STATED GOAL
Repeat the stretch of the listing from "best-marker bbox=[503, 234, 518, 250]" through "y-tick-exponent: 0 bbox=[60, 26, 64, 33]". Replace "x-tick-label" with "x-axis-tick" throughout and leave everything else unchanged.

[start of DATA TO PROCESS]

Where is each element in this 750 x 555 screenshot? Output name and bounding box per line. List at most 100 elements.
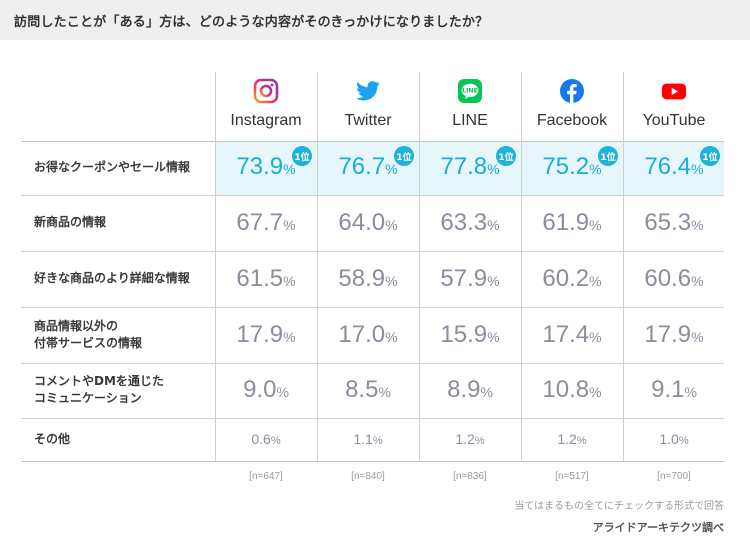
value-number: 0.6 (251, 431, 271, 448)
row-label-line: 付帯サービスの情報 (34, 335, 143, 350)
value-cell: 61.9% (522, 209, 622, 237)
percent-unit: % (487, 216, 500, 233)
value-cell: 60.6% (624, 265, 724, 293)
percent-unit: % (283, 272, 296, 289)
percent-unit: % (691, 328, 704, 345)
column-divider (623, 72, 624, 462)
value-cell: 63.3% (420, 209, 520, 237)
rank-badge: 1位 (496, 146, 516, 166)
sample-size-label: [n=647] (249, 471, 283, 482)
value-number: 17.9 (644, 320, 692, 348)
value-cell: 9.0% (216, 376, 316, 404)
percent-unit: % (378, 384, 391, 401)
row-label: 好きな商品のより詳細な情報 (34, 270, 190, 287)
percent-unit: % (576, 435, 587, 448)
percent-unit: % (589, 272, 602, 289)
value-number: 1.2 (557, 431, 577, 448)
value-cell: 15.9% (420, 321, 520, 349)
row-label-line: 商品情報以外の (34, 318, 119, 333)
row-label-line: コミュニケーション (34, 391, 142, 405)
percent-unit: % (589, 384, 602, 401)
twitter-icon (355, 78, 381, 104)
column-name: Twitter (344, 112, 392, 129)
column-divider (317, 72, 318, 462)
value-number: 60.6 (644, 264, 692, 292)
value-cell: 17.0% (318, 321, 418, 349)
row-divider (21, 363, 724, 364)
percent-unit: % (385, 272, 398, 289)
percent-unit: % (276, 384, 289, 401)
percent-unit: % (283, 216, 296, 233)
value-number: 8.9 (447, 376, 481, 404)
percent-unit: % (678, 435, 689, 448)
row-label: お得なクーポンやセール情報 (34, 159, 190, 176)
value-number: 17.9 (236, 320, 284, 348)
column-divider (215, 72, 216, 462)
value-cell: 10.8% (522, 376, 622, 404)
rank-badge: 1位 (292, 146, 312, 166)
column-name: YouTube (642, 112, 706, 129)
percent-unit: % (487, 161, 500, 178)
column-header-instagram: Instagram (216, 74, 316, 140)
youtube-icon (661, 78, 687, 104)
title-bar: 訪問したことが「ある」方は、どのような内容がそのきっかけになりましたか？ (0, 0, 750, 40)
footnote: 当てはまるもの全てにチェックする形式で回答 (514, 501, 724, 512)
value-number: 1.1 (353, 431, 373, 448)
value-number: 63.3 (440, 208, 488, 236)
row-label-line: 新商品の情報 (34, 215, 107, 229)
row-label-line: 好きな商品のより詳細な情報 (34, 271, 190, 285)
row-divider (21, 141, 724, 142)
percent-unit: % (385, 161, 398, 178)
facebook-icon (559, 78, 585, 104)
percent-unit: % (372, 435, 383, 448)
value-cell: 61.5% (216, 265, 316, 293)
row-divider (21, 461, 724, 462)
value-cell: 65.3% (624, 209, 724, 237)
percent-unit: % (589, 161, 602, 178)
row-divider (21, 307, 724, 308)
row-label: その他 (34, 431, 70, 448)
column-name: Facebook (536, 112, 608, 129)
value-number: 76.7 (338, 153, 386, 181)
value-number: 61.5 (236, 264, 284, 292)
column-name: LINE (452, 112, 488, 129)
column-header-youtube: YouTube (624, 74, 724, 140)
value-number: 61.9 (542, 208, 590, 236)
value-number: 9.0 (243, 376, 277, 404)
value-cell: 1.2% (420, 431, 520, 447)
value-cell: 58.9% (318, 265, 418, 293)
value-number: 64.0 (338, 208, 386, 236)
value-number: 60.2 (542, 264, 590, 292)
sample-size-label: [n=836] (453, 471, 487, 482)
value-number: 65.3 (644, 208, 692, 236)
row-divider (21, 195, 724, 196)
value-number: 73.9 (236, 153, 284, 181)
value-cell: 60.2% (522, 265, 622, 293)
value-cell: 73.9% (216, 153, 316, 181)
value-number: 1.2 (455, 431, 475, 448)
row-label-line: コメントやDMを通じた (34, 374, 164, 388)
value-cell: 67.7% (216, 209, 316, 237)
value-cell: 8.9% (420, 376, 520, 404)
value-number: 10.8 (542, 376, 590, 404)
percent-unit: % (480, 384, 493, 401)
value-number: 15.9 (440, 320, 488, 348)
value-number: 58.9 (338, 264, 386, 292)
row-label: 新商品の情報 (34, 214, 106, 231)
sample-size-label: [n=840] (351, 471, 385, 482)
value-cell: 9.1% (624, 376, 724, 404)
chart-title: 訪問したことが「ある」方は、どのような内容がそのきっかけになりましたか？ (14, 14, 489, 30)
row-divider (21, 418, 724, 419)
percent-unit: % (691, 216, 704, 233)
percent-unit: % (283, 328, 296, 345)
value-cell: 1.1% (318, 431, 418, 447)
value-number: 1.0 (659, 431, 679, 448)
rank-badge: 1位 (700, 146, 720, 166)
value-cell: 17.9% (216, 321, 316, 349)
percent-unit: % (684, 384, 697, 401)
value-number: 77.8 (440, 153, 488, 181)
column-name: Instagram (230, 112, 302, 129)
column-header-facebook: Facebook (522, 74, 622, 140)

[end of DATA TO PROCESS]
[start of DATA TO PROCESS]

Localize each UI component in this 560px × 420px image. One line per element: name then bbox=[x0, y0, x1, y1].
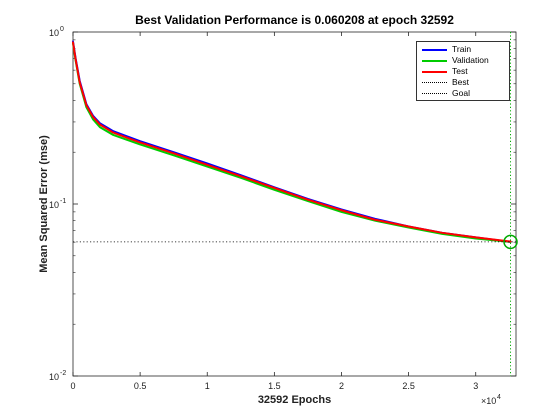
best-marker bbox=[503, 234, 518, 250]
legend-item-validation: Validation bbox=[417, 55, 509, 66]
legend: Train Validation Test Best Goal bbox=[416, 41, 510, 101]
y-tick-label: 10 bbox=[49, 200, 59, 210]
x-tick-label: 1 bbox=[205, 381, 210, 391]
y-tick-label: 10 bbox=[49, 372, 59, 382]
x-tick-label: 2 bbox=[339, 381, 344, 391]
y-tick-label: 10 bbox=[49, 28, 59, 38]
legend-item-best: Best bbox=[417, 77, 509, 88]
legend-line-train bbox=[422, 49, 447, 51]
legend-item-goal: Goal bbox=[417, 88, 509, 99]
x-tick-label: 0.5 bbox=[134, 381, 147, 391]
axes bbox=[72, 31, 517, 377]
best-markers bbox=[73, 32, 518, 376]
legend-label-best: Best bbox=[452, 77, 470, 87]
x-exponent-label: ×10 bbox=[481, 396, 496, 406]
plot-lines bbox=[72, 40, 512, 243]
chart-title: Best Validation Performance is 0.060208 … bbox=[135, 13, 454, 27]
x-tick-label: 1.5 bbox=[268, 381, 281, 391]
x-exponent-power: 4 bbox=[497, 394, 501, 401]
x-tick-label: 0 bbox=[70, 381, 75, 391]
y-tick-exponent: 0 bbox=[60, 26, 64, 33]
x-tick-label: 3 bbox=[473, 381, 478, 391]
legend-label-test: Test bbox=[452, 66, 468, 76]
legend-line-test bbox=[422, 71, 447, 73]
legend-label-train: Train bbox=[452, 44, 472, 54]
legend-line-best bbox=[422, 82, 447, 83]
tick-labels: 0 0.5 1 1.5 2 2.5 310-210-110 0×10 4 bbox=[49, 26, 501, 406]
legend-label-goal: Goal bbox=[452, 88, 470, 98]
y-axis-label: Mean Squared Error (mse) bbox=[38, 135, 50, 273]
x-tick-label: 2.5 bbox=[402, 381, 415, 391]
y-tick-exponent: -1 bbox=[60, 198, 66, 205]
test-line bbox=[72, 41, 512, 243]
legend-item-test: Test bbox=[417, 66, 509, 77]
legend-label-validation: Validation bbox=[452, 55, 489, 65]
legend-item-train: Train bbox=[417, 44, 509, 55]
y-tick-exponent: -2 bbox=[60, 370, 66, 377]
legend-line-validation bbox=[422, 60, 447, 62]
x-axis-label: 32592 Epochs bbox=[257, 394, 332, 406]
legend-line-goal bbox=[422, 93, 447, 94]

[end of DATA TO PROCESS]

REPLY TO THE EXERCISE
best-marker bbox=[503, 234, 518, 250]
legend-item-validation: Validation bbox=[417, 55, 509, 66]
legend: Train Validation Test Best Goal bbox=[416, 41, 510, 101]
y-tick-label: 10 bbox=[49, 200, 59, 210]
x-axis-tick: 1 bbox=[205, 381, 210, 391]
y-tick-label: 10 bbox=[49, 372, 59, 382]
x-axis-tick: 2 bbox=[339, 381, 344, 391]
y-tick-label: 10 bbox=[49, 28, 59, 38]
legend-item-best: Best bbox=[417, 77, 509, 88]
legend-line-train bbox=[422, 49, 447, 51]
legend-item-goal: Goal bbox=[417, 88, 509, 99]
x-axis-tick: 0.5 bbox=[134, 381, 147, 391]
axes bbox=[72, 31, 517, 377]
best-markers bbox=[73, 32, 518, 376]
legend-label-best: Best bbox=[452, 77, 470, 87]
x-exponent-label: ×10 bbox=[481, 396, 496, 406]
plot-lines bbox=[72, 40, 512, 243]
chart-title: Best Validation Performance is 0.060208 … bbox=[135, 13, 454, 27]
x-axis-tick: 1.5 bbox=[268, 381, 281, 391]
x-exponent-power: 4 bbox=[497, 394, 501, 401]
x-axis-tick: 0 bbox=[70, 381, 75, 391]
y-tick-exponent: 0 bbox=[60, 26, 64, 33]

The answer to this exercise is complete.